▶ [CHALLENGE] What follows is a listing. Return every line of it exactly.

[BEGIN DATASET ENTRIES]

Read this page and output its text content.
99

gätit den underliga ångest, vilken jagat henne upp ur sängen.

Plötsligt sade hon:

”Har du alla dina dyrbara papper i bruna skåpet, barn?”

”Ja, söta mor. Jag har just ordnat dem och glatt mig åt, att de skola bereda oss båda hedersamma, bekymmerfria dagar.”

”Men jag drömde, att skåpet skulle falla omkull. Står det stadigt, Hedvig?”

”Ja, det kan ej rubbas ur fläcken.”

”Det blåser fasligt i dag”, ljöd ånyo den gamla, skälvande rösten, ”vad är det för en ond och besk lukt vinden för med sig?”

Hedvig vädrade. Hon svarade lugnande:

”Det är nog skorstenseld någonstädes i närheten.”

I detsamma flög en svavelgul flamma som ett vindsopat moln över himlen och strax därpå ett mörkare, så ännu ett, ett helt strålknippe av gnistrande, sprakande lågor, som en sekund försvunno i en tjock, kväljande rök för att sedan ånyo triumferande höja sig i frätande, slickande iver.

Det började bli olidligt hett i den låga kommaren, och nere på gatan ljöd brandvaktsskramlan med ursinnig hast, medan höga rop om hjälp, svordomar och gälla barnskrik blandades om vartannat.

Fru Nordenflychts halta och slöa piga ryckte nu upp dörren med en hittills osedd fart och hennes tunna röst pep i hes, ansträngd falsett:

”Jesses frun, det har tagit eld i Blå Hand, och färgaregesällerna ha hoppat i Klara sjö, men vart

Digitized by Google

[END DATASET ENTRIES]

▶ [TASK SOLUTION]
Read this page and output its text content.
99

gätit den underliga ångest, vilken jagat henne upp ur sängen.

Plötsligt sade hon:

”Har du alla dina dyrbara papper i bruna skåpet, barn?”

”Ja, söta mor. Jag har just ordnat dem och glatt mig åt, att de skola bereda oss båda hedersamma, bekymmerfria dagar.”

”Men jag drömde, att skåpet skulle falla omkull. Står det stadigt, Hedvig?”

”Ja, det kan ej rubbas ur fläcken.”

”Det blåser fasligt i dag”, ljöd ånyo den gamla, skälvande rösten, ”vad är det för en ond och besk lukt vinden för med sig?”

Hedvig vädrade. Hon svarade lugnande:

”Det är nog skorstenseld någonstädes i närheten.”

I detsamma flög en svavelgul flamma som ett vindsopat moln över himlen och strax därpå ett mörkare, så ännu ett, ett helt strålknippe av gnistrande, sprakande lågor, som en sekund försvunno i en tjock, kväljande rök för att sedan ånyo triumferande höja sig i frätande, slickande iver.

Det började bli olidligt hett i den låga kommaren, och nere på gatan ljöd brandvaktsskramlan med ursinnig hast, medan höga rop om hjälp, svordomar och gälla barnskrik blandades om vartannat.

Fru Nordenflychts halta och slöa piga ryckte nu upp dörren med en hittills osedd fart och hennes tunna röst pep i hes, ansträngd falsett:

”Jesses frun, det har tagit eld i Blå Hand, och färgaregesällerna ha hoppat i Klara sjö, men vart

Digitized by Google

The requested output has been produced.